* _STATED PROBLEM_:
Only the lines holding the string "name" are needed. Copy each one.

* _GIVEN ENTRIES_:
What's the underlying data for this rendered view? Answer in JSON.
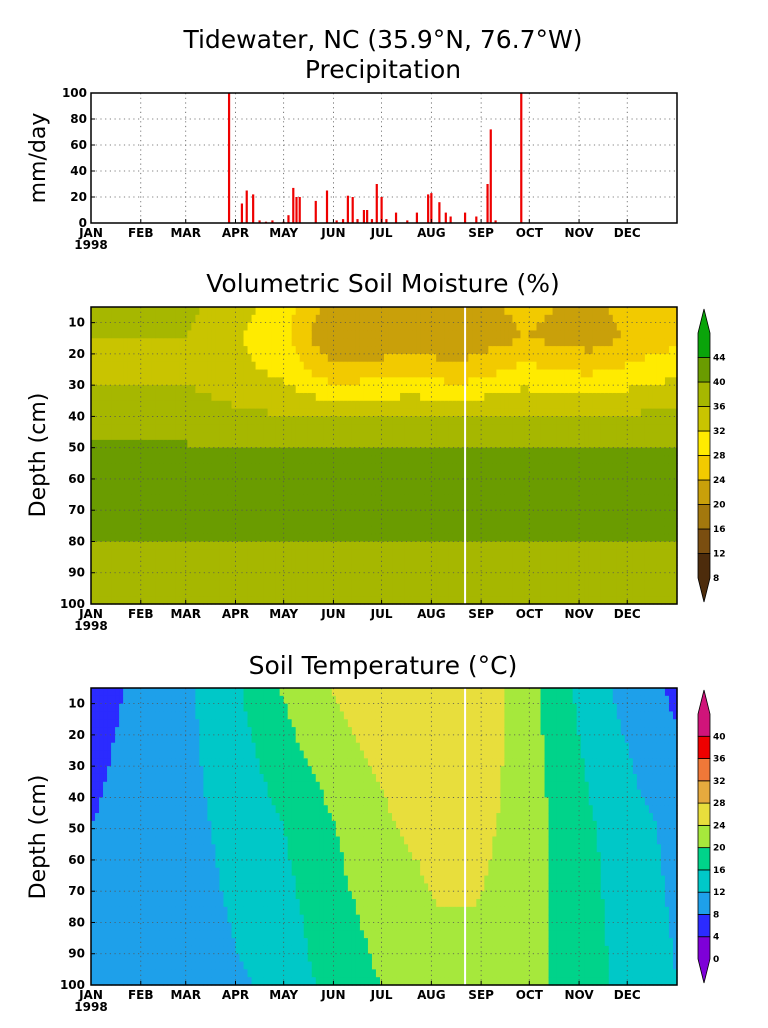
{
  "header": {
    "title": "Tidewater, NC  (35.9°N, 76.7°W)",
    "subtitle": "Precipitation"
  },
  "colors": {
    "precip": "#ee0000",
    "moisture_scale": [
      "#4d2c0c",
      "#7a4e10",
      "#a3780d",
      "#c9a00a",
      "#f2ca00",
      "#ffeb00",
      "#c9c400",
      "#a6b700",
      "#6a9c00",
      "#0aa40a"
    ],
    "temperature_scale": [
      "#7e00d8",
      "#2b2bff",
      "#1ea0ea",
      "#00c8c8",
      "#00d38a",
      "#a6e83c",
      "#e8de3c",
      "#e6aa3e",
      "#f07838",
      "#ee0000",
      "#d0147a"
    ],
    "marker_line": "#ffffff"
  },
  "chart_data": [
    {
      "type": "bar",
      "name": "precipitation",
      "ylabel": "mm/day",
      "xlabels": [
        "JAN",
        "FEB",
        "MAR",
        "APR",
        "MAY",
        "JUN",
        "JUL",
        "AUG",
        "SEP",
        "OCT",
        "NOV",
        "DEC"
      ],
      "year_label": "1998",
      "yticks": [
        "0",
        "20",
        "40",
        "60",
        "80",
        "100"
      ],
      "ylim": [
        0,
        100
      ],
      "xlim": [
        0,
        365
      ],
      "x_units": "day of year 1998",
      "bars": [
        [
          86,
          100
        ],
        [
          94,
          15
        ],
        [
          97,
          25
        ],
        [
          101,
          22
        ],
        [
          105,
          2
        ],
        [
          109,
          1
        ],
        [
          113,
          2
        ],
        [
          120,
          1
        ],
        [
          123,
          6
        ],
        [
          126,
          27
        ],
        [
          128,
          20
        ],
        [
          130,
          20
        ],
        [
          140,
          17
        ],
        [
          147,
          25
        ],
        [
          153,
          2
        ],
        [
          157,
          3
        ],
        [
          160,
          21
        ],
        [
          163,
          20
        ],
        [
          166,
          3
        ],
        [
          170,
          10
        ],
        [
          172,
          10
        ],
        [
          175,
          3
        ],
        [
          178,
          30
        ],
        [
          181,
          20
        ],
        [
          184,
          3
        ],
        [
          190,
          8
        ],
        [
          197,
          2
        ],
        [
          203,
          8
        ],
        [
          210,
          22
        ],
        [
          212,
          23
        ],
        [
          217,
          16
        ],
        [
          221,
          8
        ],
        [
          224,
          5
        ],
        [
          233,
          8
        ],
        [
          240,
          5
        ],
        [
          247,
          30
        ],
        [
          249,
          72
        ],
        [
          252,
          2
        ],
        [
          268,
          100
        ]
      ]
    },
    {
      "type": "heatmap",
      "name": "soil-moisture",
      "title": "Volumetric Soil Moisture (%)",
      "ylabel": "Depth (cm)",
      "xlabels": [
        "JAN",
        "FEB",
        "MAR",
        "APR",
        "MAY",
        "JUN",
        "JUL",
        "AUG",
        "SEP",
        "OCT",
        "NOV",
        "DEC"
      ],
      "year_label": "1998",
      "yticks": [
        "10",
        "20",
        "30",
        "40",
        "50",
        "60",
        "70",
        "80",
        "90",
        "100"
      ],
      "ylim": [
        100,
        5
      ],
      "colorbar_ticks": [
        "8",
        "12",
        "16",
        "20",
        "24",
        "28",
        "32",
        "36",
        "40",
        "44"
      ],
      "levels": [
        8,
        12,
        16,
        20,
        24,
        28,
        32,
        36,
        40,
        44
      ],
      "marker_day": 233,
      "depth_profiles": [
        {
          "day": 0,
          "values": [
            [
              5,
              38
            ],
            [
              15,
              36
            ],
            [
              25,
              35
            ],
            [
              40,
              39
            ],
            [
              48,
              40
            ],
            [
              65,
              40
            ],
            [
              80,
              40
            ],
            [
              86,
              38
            ],
            [
              100,
              38
            ]
          ]
        },
        {
          "day": 60,
          "values": [
            [
              5,
              37
            ],
            [
              15,
              36
            ],
            [
              25,
              35
            ],
            [
              40,
              38
            ],
            [
              48,
              40
            ],
            [
              65,
              40
            ],
            [
              80,
              40
            ],
            [
              86,
              38
            ],
            [
              100,
              38
            ]
          ]
        },
        {
          "day": 120,
          "values": [
            [
              5,
              30
            ],
            [
              15,
              29
            ],
            [
              25,
              31
            ],
            [
              35,
              34
            ],
            [
              44,
              38
            ],
            [
              50,
              40
            ],
            [
              65,
              40
            ],
            [
              80,
              40
            ],
            [
              86,
              38
            ],
            [
              100,
              38
            ]
          ]
        },
        {
          "day": 150,
          "values": [
            [
              5,
              22
            ],
            [
              15,
              20
            ],
            [
              25,
              25
            ],
            [
              35,
              32
            ],
            [
              44,
              38
            ],
            [
              50,
              40
            ],
            [
              65,
              40
            ],
            [
              80,
              40
            ],
            [
              86,
              38
            ],
            [
              100,
              38
            ]
          ]
        },
        {
          "day": 200,
          "values": [
            [
              5,
              24
            ],
            [
              15,
              22
            ],
            [
              25,
              26
            ],
            [
              35,
              33
            ],
            [
              44,
              38
            ],
            [
              50,
              40
            ],
            [
              55,
              42
            ],
            [
              62,
              42
            ],
            [
              66,
              40
            ],
            [
              80,
              40
            ],
            [
              86,
              38
            ],
            [
              100,
              38
            ]
          ]
        },
        {
          "day": 230,
          "values": [
            [
              5,
              22
            ],
            [
              15,
              21
            ],
            [
              25,
              25
            ],
            [
              35,
              32
            ],
            [
              44,
              38
            ],
            [
              50,
              40
            ],
            [
              55,
              42
            ],
            [
              62,
              42
            ],
            [
              66,
              40
            ],
            [
              80,
              40
            ],
            [
              86,
              38
            ],
            [
              100,
              38
            ]
          ]
        },
        {
          "day": 270,
          "values": [
            [
              5,
              25
            ],
            [
              15,
              24
            ],
            [
              25,
              29
            ],
            [
              35,
              34
            ],
            [
              44,
              38
            ],
            [
              50,
              40
            ],
            [
              65,
              40
            ],
            [
              80,
              40
            ],
            [
              86,
              38
            ],
            [
              100,
              38
            ]
          ]
        },
        {
          "day": 310,
          "values": [
            [
              5,
              23
            ],
            [
              15,
              22
            ],
            [
              25,
              27
            ],
            [
              35,
              33
            ],
            [
              44,
              38
            ],
            [
              50,
              40
            ],
            [
              65,
              40
            ],
            [
              80,
              40
            ],
            [
              86,
              38
            ],
            [
              100,
              38
            ]
          ]
        },
        {
          "day": 365,
          "values": [
            [
              5,
              28
            ],
            [
              15,
              27
            ],
            [
              25,
              31
            ],
            [
              35,
              35
            ],
            [
              44,
              39
            ],
            [
              50,
              40
            ],
            [
              65,
              40
            ],
            [
              80,
              40
            ],
            [
              86,
              38
            ],
            [
              100,
              38
            ]
          ]
        }
      ]
    },
    {
      "type": "heatmap",
      "name": "soil-temperature",
      "title": "Soil Temperature (°C)",
      "ylabel": "Depth (cm)",
      "xlabels": [
        "JAN",
        "FEB",
        "MAR",
        "APR",
        "MAY",
        "JUN",
        "JUL",
        "AUG",
        "SEP",
        "OCT",
        "NOV",
        "DEC"
      ],
      "year_label": "1998",
      "yticks": [
        "10",
        "20",
        "30",
        "40",
        "50",
        "60",
        "70",
        "80",
        "90",
        "100"
      ],
      "ylim": [
        100,
        5
      ],
      "colorbar_ticks": [
        "0",
        "4",
        "8",
        "12",
        "16",
        "20",
        "24",
        "28",
        "32",
        "36",
        "40"
      ],
      "levels": [
        0,
        4,
        8,
        12,
        16,
        20,
        24,
        28,
        32,
        36,
        40
      ],
      "marker_day": 233,
      "depth_profiles": [
        {
          "day": 0,
          "values": [
            [
              5,
              6
            ],
            [
              50,
              8
            ],
            [
              100,
              10
            ]
          ]
        },
        {
          "day": 30,
          "values": [
            [
              5,
              9
            ],
            [
              50,
              10
            ],
            [
              100,
              10
            ]
          ]
        },
        {
          "day": 55,
          "values": [
            [
              5,
              11
            ],
            [
              50,
              11
            ],
            [
              100,
              11
            ]
          ]
        },
        {
          "day": 75,
          "values": [
            [
              5,
              13
            ],
            [
              50,
              12
            ],
            [
              100,
              11
            ]
          ]
        },
        {
          "day": 100,
          "values": [
            [
              5,
              17
            ],
            [
              50,
              14
            ],
            [
              100,
              12
            ]
          ]
        },
        {
          "day": 130,
          "values": [
            [
              5,
              22
            ],
            [
              50,
              17
            ],
            [
              100,
              15
            ]
          ]
        },
        {
          "day": 160,
          "values": [
            [
              5,
              25
            ],
            [
              50,
              21
            ],
            [
              100,
              18
            ]
          ]
        },
        {
          "day": 190,
          "values": [
            [
              5,
              27
            ],
            [
              50,
              24
            ],
            [
              100,
              21
            ]
          ]
        },
        {
          "day": 215,
          "values": [
            [
              5,
              28
            ],
            [
              50,
              25
            ],
            [
              100,
              23
            ]
          ]
        },
        {
          "day": 240,
          "values": [
            [
              5,
              27
            ],
            [
              50,
              25
            ],
            [
              100,
              23
            ]
          ]
        },
        {
          "day": 265,
          "values": [
            [
              5,
              23
            ],
            [
              50,
              23
            ],
            [
              100,
              22
            ]
          ]
        },
        {
          "day": 285,
          "values": [
            [
              5,
              19
            ],
            [
              50,
              20
            ],
            [
              100,
              20
            ]
          ]
        },
        {
          "day": 315,
          "values": [
            [
              5,
              13
            ],
            [
              50,
              16
            ],
            [
              100,
              17
            ]
          ]
        },
        {
          "day": 340,
          "values": [
            [
              5,
              10
            ],
            [
              50,
              13
            ],
            [
              100,
              14
            ]
          ]
        },
        {
          "day": 365,
          "values": [
            [
              5,
              7
            ],
            [
              50,
              11
            ],
            [
              100,
              12
            ]
          ]
        }
      ]
    }
  ]
}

* _SOLUTION FOR THIS PROBLEM_:
      "name": "precipitation",
      "name": "soil-moisture",
      "name": "soil-temperature",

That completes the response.